• [Record set]:
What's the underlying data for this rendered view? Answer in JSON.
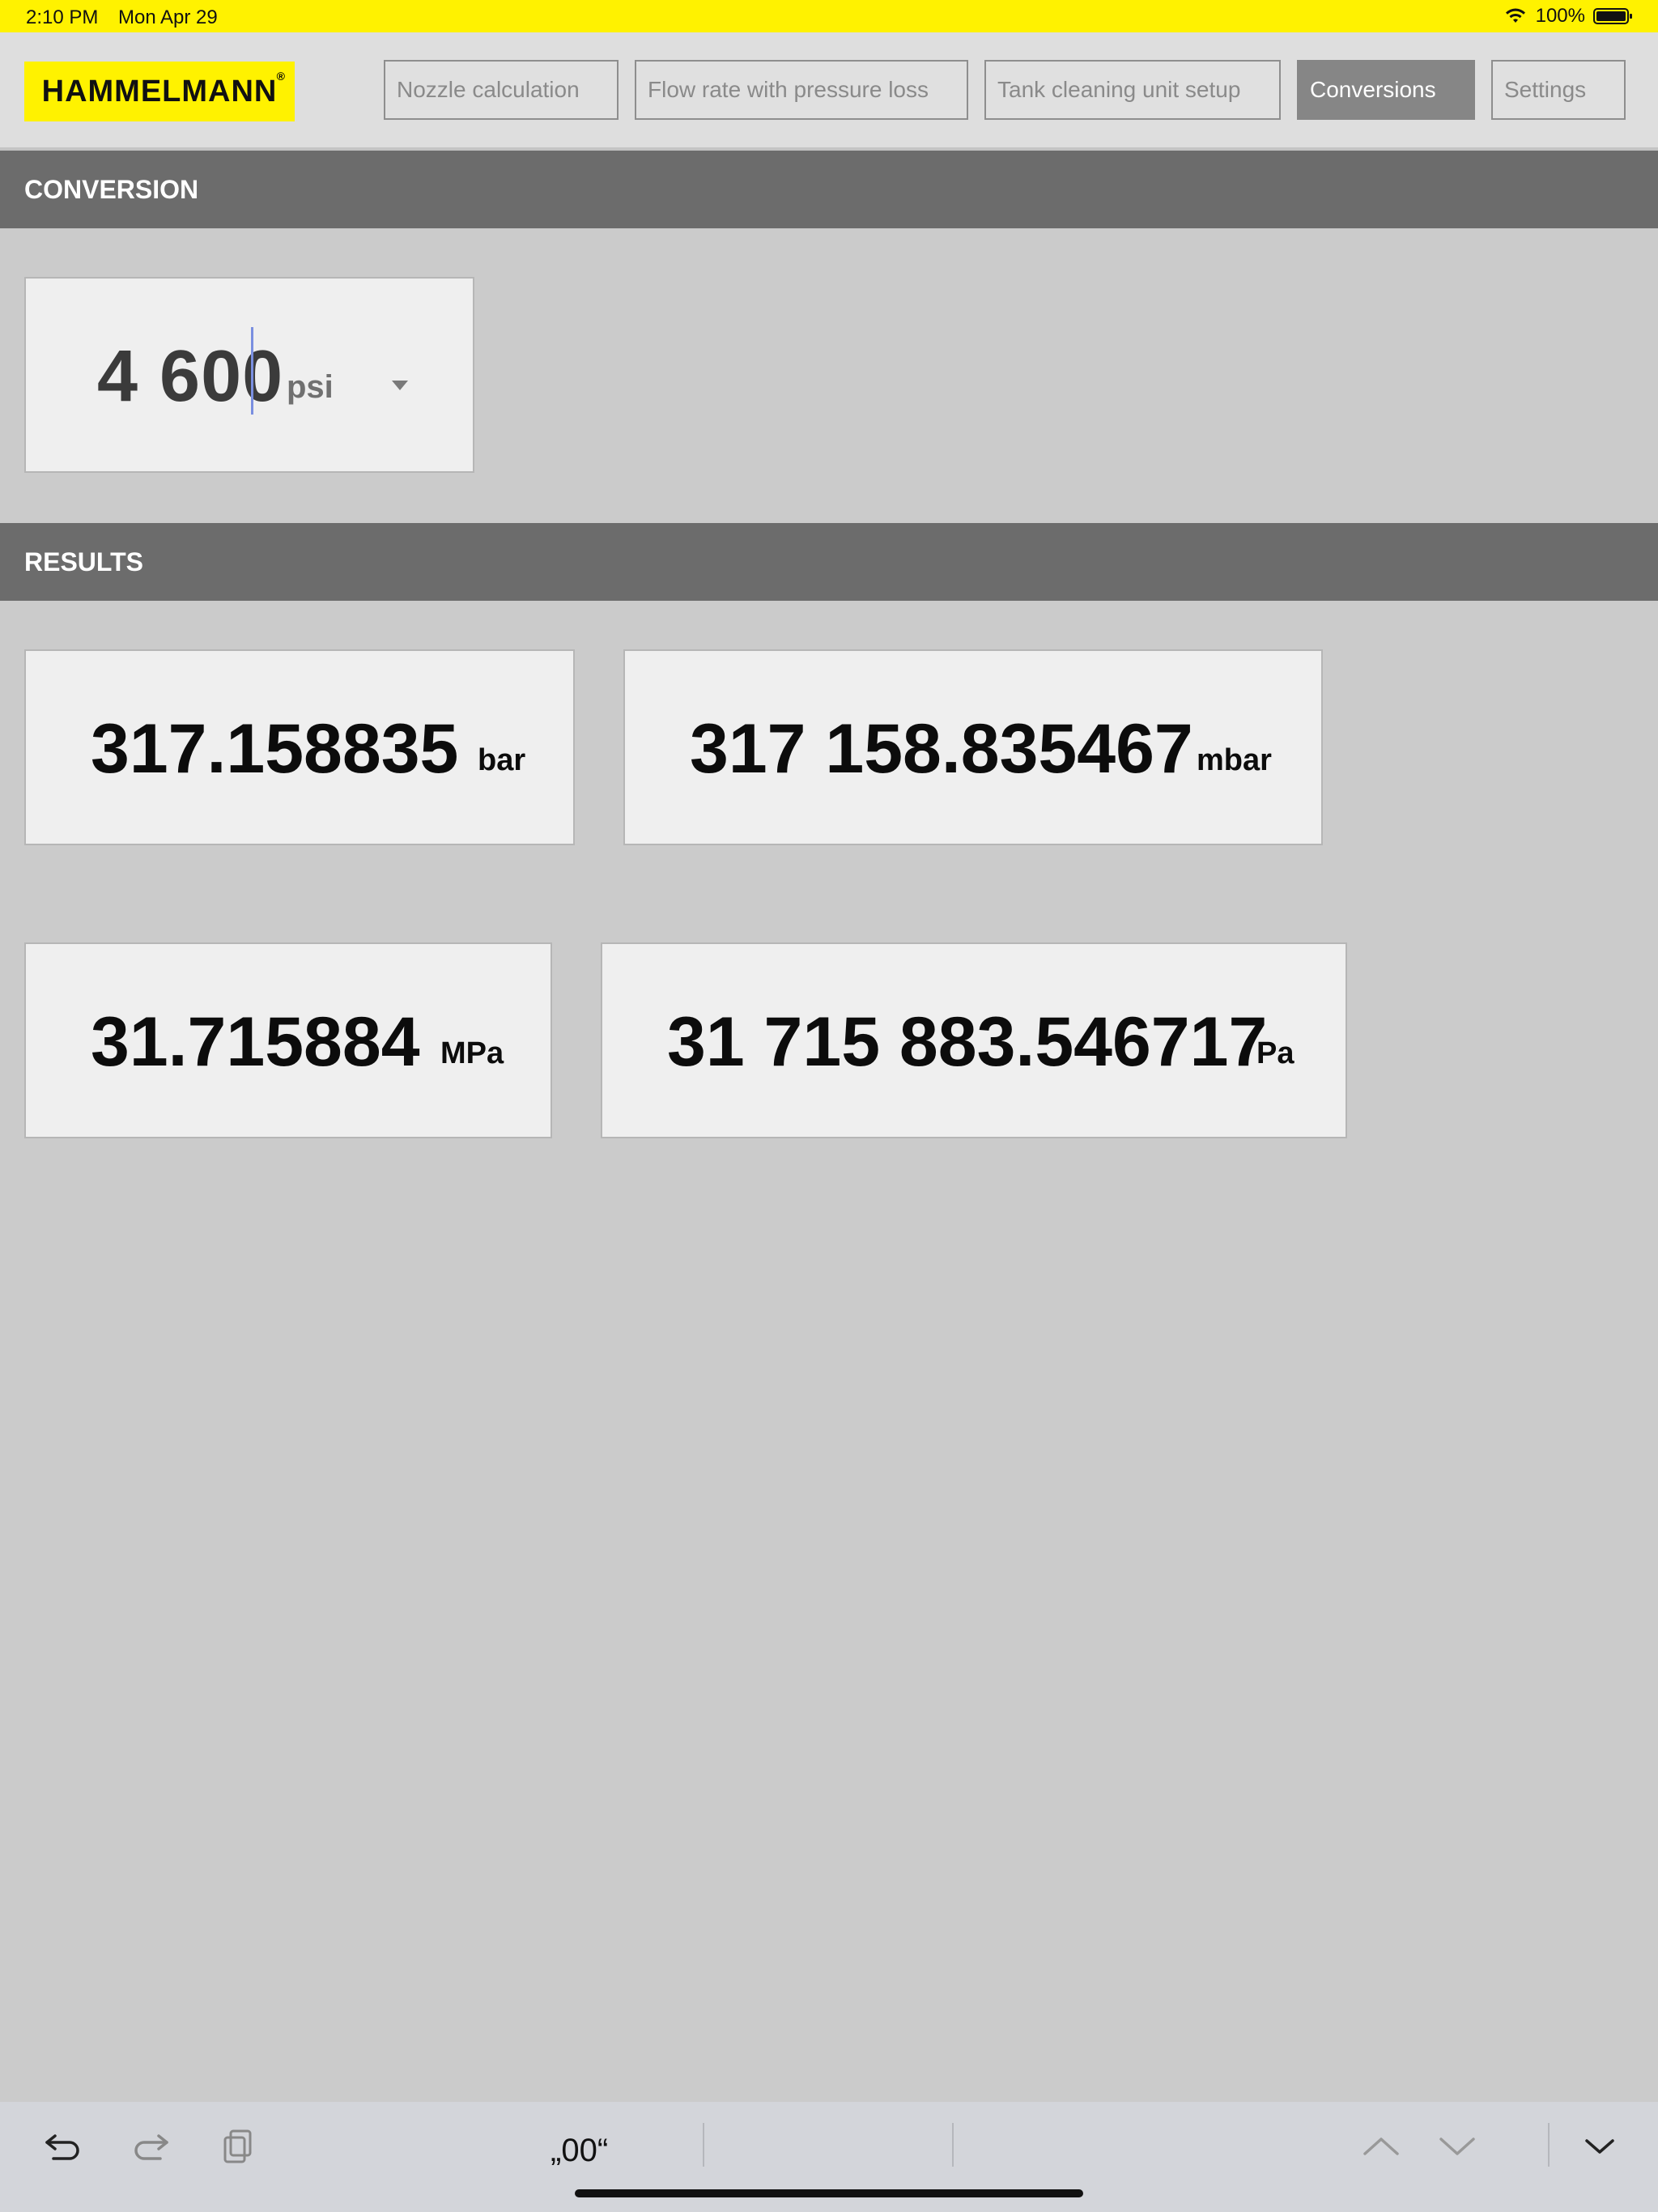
{
  "status": {
    "time": "2:10 PM",
    "date": "Mon Apr 29",
    "battery": "100%"
  },
  "header": {
    "logo": "HAMMELMANN",
    "logo_mark": "®",
    "tabs": [
      {
        "label": "Nozzle calculation",
        "active": false
      },
      {
        "label": "Flow rate with pressure loss",
        "active": false
      },
      {
        "label": "Tank cleaning unit setup",
        "active": false
      },
      {
        "label": "Conversions",
        "active": true
      },
      {
        "label": "Settings",
        "active": false
      }
    ]
  },
  "conversion": {
    "title": "CONVERSION",
    "input_value": "4 600",
    "input_unit": "psi"
  },
  "results": {
    "title": "RESULTS",
    "items": [
      {
        "value": "317.158835",
        "unit": "bar"
      },
      {
        "value": "317 158.835467",
        "unit": "mbar"
      },
      {
        "value": "31.715884",
        "unit": "MPa"
      },
      {
        "value": "31 715 883.546717",
        "unit": "Pa"
      }
    ]
  },
  "accessory": {
    "suggestion": "„00“"
  },
  "icons": [
    "wifi-icon",
    "battery-icon",
    "dropdown-arrow-icon",
    "undo-icon",
    "redo-icon",
    "paste-icon",
    "chevron-up-icon",
    "chevron-down-icon",
    "dismiss-keyboard-icon"
  ]
}
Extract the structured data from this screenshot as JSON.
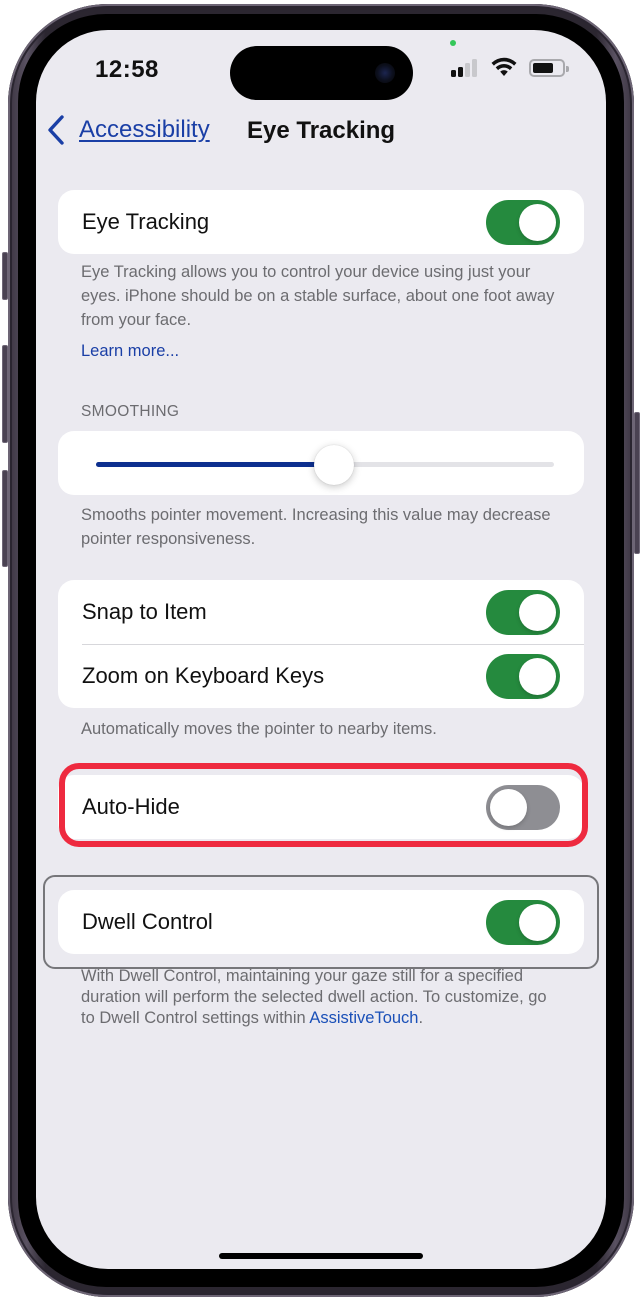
{
  "status_bar": {
    "time": "12:58",
    "signal_bars_total": 4,
    "signal_bars_active": 2,
    "battery_level": 0.7,
    "privacy_indicator_color": "#34c759"
  },
  "nav": {
    "back_label": "Accessibility",
    "title": "Eye Tracking"
  },
  "eye_tracking": {
    "label": "Eye Tracking",
    "enabled": true,
    "description": "Eye Tracking allows you to control your device using just your eyes. iPhone should be on a stable surface, about one foot away from your face.",
    "learn_more": "Learn more..."
  },
  "smoothing": {
    "header": "SMOOTHING",
    "value": 0.52,
    "description": "Smooths pointer movement. Increasing this value may decrease pointer responsiveness."
  },
  "pointer_group": {
    "items": [
      {
        "label": "Snap to Item",
        "enabled": true
      },
      {
        "label": "Zoom on Keyboard Keys",
        "enabled": true
      }
    ],
    "description": "Automatically moves the pointer to nearby items."
  },
  "auto_hide": {
    "label": "Auto-Hide",
    "enabled": false
  },
  "dwell_control": {
    "label": "Dwell Control",
    "enabled": true,
    "description_prefix": "With Dwell Control, maintaining your gaze still for a specified duration will perform the selected dwell action. To customize, go to Dwell Control settings within ",
    "description_link": "AssistiveTouch",
    "description_suffix": "."
  },
  "colors": {
    "toggle_on": "#258a3e",
    "toggle_off": "#8e8e93",
    "slider_fill": "#0d2f8f",
    "link": "#1a3fa6",
    "highlight_red": "#ee2a3f",
    "background": "#ebeaf0"
  }
}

• [Given task]: Looking at the records above, report how many lines contain the word "title". Answer with the number only.

• [Correct answer]: 3